(Chart and figure data)

▶

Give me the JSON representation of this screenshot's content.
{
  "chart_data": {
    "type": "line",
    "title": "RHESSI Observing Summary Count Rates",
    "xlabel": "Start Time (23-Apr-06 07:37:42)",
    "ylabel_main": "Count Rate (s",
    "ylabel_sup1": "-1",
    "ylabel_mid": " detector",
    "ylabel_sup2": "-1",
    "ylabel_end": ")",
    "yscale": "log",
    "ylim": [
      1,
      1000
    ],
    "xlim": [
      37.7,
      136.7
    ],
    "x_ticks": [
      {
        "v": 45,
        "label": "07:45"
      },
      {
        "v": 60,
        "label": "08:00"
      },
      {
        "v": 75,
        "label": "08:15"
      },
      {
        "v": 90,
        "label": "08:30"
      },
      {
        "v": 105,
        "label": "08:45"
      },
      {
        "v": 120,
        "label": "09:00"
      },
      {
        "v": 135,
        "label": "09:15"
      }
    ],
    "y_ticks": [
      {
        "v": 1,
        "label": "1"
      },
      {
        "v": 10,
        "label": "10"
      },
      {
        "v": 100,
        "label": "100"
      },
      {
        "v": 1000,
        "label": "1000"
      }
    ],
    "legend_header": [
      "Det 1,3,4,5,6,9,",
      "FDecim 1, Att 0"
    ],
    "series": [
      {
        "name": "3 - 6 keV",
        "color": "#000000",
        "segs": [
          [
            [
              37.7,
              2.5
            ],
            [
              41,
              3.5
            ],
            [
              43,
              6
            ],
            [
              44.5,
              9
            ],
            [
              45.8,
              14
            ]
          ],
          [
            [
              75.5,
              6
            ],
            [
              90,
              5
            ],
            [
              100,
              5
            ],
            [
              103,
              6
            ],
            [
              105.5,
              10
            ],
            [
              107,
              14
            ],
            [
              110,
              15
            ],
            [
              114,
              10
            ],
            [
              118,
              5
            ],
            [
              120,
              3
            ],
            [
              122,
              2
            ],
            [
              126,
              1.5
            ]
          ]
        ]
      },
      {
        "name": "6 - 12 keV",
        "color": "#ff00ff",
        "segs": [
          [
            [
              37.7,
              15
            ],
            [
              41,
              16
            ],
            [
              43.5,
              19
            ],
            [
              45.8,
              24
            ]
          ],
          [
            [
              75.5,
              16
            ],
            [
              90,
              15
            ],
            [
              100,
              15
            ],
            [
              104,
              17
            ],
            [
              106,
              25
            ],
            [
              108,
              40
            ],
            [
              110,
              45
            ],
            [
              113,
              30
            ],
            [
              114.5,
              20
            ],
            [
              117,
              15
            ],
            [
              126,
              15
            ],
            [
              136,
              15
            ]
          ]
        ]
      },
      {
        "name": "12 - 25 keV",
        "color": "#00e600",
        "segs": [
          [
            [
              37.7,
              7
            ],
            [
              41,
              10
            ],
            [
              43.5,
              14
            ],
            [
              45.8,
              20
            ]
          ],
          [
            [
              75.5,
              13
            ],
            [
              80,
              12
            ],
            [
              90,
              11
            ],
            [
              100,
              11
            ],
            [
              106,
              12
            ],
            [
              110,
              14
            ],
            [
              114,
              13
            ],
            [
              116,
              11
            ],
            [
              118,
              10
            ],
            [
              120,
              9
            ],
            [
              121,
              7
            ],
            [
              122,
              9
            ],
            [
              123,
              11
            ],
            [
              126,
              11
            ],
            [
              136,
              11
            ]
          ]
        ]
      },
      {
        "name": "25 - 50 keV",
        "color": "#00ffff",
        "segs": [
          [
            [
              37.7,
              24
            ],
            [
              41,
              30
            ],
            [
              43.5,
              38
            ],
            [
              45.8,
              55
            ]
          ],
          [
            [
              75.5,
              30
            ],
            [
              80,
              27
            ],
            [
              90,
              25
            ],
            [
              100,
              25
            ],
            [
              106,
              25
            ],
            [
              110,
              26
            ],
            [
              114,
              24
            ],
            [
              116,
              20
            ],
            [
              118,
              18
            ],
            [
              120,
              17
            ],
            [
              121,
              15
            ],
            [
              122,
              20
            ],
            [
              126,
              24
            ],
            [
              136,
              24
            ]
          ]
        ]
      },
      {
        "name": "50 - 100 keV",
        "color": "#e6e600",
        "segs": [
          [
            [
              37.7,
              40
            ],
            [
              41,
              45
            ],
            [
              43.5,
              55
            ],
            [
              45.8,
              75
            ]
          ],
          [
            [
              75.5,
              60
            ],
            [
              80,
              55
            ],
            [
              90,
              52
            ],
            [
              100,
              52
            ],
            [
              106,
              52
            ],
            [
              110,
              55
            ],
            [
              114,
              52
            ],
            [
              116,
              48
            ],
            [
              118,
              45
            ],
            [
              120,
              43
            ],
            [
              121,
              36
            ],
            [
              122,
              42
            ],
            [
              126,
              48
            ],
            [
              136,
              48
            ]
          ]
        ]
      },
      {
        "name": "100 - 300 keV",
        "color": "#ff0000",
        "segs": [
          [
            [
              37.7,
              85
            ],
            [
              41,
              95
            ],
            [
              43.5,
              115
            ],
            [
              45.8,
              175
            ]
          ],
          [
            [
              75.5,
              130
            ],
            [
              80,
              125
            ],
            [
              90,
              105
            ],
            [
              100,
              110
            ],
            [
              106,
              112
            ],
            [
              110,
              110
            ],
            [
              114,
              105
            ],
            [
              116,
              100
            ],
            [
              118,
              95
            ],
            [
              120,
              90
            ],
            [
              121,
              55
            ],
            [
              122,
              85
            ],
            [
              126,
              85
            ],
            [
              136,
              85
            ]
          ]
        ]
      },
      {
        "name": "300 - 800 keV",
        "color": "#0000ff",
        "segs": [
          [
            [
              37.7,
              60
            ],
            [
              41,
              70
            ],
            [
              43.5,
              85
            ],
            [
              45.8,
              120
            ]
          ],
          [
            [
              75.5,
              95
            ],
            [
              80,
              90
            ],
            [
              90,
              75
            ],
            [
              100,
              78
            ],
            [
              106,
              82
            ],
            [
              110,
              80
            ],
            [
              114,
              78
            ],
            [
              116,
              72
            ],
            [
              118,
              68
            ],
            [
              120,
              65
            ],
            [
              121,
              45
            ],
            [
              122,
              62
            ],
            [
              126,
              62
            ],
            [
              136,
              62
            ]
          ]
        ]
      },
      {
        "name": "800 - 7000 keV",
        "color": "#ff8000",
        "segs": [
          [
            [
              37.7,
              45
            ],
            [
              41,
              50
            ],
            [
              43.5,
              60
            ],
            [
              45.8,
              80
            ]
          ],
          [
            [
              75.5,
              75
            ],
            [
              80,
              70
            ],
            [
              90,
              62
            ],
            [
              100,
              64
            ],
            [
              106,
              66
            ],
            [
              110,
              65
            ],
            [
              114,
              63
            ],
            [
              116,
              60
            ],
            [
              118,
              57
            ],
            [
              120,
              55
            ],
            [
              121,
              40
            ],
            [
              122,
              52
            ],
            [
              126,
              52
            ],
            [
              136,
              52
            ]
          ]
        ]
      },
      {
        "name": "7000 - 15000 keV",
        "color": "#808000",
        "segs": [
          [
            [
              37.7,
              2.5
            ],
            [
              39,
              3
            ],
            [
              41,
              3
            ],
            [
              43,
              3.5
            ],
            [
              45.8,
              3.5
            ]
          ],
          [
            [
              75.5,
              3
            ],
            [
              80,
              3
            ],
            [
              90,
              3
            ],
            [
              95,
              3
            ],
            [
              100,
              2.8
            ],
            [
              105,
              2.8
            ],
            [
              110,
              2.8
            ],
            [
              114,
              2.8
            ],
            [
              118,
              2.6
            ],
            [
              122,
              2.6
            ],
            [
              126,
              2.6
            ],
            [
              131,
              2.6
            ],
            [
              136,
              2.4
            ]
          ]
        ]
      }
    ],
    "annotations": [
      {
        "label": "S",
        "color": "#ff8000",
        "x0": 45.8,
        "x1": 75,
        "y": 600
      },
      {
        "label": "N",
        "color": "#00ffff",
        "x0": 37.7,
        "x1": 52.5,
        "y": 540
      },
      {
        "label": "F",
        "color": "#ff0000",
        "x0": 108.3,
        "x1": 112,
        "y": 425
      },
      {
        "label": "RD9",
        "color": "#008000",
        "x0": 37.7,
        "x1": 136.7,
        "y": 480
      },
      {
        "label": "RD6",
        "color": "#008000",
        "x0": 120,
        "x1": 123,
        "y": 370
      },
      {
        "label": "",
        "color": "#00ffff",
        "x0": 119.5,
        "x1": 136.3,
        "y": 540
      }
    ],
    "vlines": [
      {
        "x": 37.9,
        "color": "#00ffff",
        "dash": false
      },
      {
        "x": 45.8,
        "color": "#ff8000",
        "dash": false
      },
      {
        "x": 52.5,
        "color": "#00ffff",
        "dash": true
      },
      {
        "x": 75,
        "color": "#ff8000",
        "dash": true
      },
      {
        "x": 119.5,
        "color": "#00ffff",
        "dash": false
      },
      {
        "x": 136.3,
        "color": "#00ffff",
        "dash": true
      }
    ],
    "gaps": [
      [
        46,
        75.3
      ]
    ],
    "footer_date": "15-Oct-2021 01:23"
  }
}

◀

* _Task to complete_
Search the entries for the word "name", then gather every line that has it.

* _Reply to the task_
        "name": "3 - 6 keV",
        "name": "6 - 12 keV",
        "name": "12 - 25 keV",
        "name": "25 - 50 keV",
        "name": "50 - 100 keV",
        "name": "100 - 300 keV",
        "name": "300 - 800 keV",
        "name": "800 - 7000 keV",
        "name": "7000 - 15000 keV",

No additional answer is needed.